Select from the data all lines with the word "میلی".

######

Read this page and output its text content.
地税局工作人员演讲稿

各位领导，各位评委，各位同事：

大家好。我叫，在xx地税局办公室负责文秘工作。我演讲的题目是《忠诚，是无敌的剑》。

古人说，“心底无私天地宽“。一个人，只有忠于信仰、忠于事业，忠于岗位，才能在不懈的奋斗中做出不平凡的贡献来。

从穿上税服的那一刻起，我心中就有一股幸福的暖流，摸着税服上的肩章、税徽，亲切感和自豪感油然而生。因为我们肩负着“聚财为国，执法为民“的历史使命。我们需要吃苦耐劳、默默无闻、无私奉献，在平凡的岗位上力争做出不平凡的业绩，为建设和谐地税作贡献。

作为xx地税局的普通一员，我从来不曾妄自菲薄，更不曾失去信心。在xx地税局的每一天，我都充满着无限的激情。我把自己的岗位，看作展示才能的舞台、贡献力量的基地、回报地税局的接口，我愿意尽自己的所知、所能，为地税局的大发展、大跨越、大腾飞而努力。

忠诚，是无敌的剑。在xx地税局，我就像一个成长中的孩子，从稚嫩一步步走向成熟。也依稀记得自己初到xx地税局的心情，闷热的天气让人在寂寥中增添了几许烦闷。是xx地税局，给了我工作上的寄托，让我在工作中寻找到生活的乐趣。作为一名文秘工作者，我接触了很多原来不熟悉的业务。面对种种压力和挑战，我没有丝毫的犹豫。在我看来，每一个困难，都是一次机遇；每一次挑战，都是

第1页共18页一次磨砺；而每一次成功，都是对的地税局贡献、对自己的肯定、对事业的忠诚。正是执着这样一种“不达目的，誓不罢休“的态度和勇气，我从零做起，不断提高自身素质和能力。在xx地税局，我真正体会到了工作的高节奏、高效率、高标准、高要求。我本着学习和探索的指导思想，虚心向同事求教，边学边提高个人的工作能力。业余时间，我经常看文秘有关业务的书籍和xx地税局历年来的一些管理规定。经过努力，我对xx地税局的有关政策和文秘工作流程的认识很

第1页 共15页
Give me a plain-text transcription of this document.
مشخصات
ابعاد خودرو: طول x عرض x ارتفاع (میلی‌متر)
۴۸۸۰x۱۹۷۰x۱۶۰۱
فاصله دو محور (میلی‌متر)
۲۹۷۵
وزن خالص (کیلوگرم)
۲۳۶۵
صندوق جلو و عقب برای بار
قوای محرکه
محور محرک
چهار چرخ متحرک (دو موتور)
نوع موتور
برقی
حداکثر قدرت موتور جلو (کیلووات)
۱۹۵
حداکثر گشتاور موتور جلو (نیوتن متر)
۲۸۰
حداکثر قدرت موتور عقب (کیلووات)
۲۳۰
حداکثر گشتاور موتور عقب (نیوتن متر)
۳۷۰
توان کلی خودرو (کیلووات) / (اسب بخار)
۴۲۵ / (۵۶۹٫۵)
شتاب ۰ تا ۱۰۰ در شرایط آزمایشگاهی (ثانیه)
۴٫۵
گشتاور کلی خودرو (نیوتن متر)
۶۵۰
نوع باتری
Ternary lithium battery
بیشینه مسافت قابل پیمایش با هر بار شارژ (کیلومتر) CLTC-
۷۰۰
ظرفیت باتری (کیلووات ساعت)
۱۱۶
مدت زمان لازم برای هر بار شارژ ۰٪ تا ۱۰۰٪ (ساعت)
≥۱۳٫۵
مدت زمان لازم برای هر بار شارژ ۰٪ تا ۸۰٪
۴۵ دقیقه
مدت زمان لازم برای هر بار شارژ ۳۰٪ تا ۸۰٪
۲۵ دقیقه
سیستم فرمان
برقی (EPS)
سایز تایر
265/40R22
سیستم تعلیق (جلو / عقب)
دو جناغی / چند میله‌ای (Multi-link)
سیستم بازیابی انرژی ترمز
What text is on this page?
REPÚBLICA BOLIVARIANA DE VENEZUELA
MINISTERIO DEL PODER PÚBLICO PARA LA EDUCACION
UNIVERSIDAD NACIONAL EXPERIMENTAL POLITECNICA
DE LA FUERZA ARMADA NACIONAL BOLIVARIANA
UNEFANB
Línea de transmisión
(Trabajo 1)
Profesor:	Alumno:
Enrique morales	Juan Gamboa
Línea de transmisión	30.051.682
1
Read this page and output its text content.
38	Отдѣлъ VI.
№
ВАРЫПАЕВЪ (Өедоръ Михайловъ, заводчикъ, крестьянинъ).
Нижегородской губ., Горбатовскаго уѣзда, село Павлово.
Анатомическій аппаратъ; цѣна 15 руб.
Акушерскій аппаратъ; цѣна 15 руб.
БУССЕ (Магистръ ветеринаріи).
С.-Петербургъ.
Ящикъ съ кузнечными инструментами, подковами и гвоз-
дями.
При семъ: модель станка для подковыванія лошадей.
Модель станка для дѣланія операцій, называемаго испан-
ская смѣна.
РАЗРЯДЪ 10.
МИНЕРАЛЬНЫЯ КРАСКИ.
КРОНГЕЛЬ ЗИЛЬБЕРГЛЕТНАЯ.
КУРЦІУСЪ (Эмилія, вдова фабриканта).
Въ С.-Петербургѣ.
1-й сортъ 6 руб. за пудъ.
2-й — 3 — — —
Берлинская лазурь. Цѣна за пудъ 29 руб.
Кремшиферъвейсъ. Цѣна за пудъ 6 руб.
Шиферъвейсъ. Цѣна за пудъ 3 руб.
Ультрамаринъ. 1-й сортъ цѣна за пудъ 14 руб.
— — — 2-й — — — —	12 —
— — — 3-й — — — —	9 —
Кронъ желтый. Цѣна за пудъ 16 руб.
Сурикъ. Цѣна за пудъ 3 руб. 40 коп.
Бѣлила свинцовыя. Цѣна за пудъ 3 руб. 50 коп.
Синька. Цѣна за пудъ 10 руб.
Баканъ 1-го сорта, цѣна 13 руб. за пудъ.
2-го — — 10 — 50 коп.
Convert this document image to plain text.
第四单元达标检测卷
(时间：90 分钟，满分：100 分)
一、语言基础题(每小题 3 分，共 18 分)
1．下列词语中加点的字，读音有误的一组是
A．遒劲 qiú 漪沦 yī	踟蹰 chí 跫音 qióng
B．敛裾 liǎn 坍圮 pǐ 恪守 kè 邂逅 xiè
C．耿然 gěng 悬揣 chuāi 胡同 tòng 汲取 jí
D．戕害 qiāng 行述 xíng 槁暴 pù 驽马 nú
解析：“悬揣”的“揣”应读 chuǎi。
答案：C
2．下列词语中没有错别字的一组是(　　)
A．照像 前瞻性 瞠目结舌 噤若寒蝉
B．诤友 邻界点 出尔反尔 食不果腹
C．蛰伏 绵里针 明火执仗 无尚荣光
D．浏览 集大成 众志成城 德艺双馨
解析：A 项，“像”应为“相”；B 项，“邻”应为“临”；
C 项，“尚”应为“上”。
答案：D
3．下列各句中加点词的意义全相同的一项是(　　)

######

=== FINISHED EXERCISE ===
ابعاد خودرو: طول x عرض x ارتفاع (میلی‌متر)
فاصله دو محور (میلی‌متر)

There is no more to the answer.